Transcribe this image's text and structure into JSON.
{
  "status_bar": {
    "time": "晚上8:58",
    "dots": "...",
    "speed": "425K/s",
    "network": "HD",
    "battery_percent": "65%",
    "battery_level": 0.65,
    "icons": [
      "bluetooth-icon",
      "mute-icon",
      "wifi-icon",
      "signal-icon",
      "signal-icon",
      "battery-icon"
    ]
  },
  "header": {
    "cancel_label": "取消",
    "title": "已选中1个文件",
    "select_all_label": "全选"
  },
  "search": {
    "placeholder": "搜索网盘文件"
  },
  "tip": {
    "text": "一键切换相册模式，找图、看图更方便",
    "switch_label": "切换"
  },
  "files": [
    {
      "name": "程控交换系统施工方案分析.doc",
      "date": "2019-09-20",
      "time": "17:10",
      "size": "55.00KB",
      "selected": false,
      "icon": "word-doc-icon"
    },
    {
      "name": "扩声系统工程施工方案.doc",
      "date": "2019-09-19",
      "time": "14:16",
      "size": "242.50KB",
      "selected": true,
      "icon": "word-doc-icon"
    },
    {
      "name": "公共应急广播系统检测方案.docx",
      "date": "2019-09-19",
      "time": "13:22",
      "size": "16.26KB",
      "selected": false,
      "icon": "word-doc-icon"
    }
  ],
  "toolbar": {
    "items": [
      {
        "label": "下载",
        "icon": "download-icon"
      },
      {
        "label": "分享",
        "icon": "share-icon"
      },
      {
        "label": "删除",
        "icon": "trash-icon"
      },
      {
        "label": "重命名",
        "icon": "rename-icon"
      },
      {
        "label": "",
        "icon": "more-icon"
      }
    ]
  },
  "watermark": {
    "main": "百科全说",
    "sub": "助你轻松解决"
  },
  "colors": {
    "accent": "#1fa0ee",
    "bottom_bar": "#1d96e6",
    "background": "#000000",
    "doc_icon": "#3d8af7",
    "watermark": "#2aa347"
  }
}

════

Written request:
Extract all of the data above without altering anything.

Finished task:
Transcribe this image's text and structure into JSON.
{
  "status_bar": {
    "time": "晚上8:58",
    "dots": "...",
    "speed": "425K/s",
    "network": "HD",
    "battery_percent": "65%",
    "battery_level": 0.65,
    "icons": [
      "bluetooth-icon",
      "mute-icon",
      "wifi-icon",
      "signal-icon",
      "signal-icon",
      "battery-icon"
    ]
  },
  "header": {
    "cancel_label": "取消",
    "title": "已选中1个文件",
    "select_all_label": "全选"
  },
  "search": {
    "placeholder": "搜索网盘文件"
  },
  "tip": {
    "text": "一键切换相册模式，找图、看图更方便",
    "switch_label": "切换"
  },
  "files": [
    {
      "name": "程控交换系统施工方案分析.doc",
      "date": "2019-09-20",
      "time": "17:10",
      "size": "55.00KB",
      "selected": false,
      "icon": "word-doc-icon"
    },
    {
      "name": "扩声系统工程施工方案.doc",
      "date": "2019-09-19",
      "time": "14:16",
      "size": "242.50KB",
      "selected": true,
      "icon": "word-doc-icon"
    },
    {
      "name": "公共应急广播系统检测方案.docx",
      "date": "2019-09-19",
      "time": "13:22",
      "size": "16.26KB",
      "selected": false,
      "icon": "word-doc-icon"
    }
  ],
  "toolbar": {
    "items": [
      {
        "label": "下载",
        "icon": "download-icon"
      },
      {
        "label": "分享",
        "icon": "share-icon"
      },
      {
        "label": "删除",
        "icon": "trash-icon"
      },
      {
        "label": "重命名",
        "icon": "rename-icon"
      },
      {
        "label": "",
        "icon": "more-icon"
      }
    ]
  },
  "watermark": {
    "main": "百科全说",
    "sub": "助你轻松解决"
  },
  "colors": {
    "accent": "#1fa0ee",
    "bottom_bar": "#1d96e6",
    "background": "#000000",
    "doc_icon": "#3d8af7",
    "watermark": "#2aa347"
  }
}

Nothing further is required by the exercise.